### PROVIDED ENTRIES
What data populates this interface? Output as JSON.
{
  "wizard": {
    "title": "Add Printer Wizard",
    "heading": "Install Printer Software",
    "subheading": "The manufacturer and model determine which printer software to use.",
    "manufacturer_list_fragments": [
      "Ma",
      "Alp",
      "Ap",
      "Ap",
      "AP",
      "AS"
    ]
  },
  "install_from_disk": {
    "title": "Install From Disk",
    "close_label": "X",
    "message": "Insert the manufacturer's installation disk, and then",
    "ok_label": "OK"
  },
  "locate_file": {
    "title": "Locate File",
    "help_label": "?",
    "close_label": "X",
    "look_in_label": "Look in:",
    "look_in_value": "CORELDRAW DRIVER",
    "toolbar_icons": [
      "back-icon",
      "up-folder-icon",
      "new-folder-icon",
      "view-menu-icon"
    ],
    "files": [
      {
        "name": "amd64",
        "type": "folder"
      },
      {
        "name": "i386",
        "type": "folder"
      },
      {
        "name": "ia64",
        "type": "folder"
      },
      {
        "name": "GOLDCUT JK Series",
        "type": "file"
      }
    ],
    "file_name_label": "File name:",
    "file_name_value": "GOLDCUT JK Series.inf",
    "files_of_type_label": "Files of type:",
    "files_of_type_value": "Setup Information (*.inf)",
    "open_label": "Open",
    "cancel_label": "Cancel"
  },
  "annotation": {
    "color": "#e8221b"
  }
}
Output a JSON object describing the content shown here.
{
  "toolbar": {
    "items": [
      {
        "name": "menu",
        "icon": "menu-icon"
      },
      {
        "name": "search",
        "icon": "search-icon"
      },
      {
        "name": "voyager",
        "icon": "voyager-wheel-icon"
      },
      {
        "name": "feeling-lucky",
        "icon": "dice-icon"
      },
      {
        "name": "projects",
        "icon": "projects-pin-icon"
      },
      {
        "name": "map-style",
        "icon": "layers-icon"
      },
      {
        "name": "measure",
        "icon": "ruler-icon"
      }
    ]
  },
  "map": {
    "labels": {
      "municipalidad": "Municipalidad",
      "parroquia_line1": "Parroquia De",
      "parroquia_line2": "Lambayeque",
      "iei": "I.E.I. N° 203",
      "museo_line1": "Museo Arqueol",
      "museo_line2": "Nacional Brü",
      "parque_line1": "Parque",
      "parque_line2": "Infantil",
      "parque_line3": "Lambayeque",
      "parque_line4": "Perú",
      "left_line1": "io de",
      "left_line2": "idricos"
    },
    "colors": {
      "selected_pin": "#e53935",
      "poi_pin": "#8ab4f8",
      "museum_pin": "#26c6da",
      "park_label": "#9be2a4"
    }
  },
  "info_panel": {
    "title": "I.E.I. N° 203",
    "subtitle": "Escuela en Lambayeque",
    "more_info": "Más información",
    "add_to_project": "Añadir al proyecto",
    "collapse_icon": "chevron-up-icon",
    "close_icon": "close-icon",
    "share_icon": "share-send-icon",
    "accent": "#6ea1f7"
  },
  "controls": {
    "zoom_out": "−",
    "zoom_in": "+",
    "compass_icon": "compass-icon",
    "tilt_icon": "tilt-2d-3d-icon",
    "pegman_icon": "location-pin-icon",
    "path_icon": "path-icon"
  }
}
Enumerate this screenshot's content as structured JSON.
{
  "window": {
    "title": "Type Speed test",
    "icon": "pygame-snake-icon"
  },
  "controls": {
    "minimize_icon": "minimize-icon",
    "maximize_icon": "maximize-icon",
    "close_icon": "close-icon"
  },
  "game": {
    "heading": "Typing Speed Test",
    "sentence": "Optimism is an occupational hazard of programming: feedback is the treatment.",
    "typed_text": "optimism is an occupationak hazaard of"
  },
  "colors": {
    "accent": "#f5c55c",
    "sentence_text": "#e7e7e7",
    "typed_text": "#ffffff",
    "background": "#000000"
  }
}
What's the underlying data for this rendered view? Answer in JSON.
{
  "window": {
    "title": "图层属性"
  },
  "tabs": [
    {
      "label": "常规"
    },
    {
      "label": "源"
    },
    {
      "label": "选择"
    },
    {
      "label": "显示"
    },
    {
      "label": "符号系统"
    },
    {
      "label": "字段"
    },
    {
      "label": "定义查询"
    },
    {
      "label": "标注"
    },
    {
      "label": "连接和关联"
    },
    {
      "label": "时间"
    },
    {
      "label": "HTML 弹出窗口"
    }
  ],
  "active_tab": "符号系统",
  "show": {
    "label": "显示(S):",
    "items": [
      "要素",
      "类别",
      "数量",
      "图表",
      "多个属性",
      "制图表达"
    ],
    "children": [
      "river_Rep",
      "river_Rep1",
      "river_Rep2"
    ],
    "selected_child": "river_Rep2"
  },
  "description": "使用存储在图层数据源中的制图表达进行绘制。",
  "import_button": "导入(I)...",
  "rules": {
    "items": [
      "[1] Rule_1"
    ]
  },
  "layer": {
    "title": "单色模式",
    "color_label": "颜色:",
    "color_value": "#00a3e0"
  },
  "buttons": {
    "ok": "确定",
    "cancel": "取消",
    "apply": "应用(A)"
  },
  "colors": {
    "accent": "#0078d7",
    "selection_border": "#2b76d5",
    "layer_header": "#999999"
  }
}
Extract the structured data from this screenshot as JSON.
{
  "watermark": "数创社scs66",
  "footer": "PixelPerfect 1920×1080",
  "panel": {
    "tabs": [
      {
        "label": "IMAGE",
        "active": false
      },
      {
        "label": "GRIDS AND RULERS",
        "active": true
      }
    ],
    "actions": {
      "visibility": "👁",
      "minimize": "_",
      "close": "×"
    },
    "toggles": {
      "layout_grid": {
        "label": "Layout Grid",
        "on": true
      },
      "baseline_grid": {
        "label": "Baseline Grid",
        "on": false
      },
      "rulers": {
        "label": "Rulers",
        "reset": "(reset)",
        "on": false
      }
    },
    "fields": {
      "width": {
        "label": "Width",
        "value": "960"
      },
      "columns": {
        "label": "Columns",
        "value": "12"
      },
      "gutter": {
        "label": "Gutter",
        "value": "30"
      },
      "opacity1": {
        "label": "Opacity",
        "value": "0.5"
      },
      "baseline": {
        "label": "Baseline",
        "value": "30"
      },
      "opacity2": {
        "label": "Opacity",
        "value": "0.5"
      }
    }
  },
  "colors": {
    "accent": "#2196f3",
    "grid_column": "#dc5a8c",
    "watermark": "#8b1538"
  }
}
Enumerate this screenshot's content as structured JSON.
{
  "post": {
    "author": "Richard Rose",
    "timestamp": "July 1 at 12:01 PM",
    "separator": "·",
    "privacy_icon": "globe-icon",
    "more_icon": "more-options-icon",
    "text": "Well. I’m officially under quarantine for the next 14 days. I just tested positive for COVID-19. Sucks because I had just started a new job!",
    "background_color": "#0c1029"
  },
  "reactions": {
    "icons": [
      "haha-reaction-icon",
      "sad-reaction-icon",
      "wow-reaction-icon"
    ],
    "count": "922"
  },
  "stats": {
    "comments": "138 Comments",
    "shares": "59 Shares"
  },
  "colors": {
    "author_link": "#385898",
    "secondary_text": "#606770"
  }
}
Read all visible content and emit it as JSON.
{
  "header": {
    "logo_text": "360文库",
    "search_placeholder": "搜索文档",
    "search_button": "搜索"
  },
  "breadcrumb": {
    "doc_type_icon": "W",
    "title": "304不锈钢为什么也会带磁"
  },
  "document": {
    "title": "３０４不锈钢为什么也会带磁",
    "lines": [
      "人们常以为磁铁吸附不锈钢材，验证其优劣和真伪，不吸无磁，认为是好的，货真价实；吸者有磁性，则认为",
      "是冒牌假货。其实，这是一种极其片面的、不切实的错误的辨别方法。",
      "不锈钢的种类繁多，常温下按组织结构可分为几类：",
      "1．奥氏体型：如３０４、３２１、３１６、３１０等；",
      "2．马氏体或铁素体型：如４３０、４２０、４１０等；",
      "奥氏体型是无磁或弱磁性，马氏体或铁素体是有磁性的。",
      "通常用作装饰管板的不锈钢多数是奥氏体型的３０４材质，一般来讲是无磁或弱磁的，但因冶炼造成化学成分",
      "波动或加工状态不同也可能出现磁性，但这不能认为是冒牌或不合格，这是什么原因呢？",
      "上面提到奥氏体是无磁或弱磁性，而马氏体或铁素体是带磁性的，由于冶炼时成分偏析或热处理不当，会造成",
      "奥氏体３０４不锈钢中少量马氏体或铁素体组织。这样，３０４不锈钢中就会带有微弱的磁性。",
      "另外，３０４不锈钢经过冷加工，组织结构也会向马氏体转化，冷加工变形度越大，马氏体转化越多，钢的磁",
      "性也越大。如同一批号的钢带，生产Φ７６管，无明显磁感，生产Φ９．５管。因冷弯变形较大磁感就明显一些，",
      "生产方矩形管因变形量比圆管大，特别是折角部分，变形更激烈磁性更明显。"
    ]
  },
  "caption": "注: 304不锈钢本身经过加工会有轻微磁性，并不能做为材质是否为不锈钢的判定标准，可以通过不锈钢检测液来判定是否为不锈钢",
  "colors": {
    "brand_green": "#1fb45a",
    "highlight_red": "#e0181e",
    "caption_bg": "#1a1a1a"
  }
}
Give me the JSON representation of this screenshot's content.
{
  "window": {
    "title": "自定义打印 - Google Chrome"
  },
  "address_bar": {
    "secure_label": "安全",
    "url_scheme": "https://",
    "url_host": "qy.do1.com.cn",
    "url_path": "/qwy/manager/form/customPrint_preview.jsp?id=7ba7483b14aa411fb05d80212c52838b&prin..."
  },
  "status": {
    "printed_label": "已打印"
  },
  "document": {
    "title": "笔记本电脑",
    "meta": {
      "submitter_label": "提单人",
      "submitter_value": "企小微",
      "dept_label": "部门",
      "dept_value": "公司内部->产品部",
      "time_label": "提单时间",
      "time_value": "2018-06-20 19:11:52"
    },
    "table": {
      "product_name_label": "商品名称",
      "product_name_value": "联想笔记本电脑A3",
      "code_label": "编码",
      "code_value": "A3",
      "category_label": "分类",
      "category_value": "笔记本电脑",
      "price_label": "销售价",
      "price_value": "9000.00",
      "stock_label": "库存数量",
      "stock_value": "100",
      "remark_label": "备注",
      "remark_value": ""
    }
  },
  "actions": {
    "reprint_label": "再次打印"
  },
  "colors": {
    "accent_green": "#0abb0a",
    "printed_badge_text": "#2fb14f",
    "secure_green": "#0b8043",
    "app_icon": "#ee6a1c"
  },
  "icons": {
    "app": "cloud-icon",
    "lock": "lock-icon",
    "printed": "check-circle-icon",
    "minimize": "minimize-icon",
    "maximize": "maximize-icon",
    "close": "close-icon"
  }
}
######
• **WRITTEN REQUEST**
Count all lines of the data that include "Lambayeque". The answer is the number alone.

• **FINISHED ANSWER**
3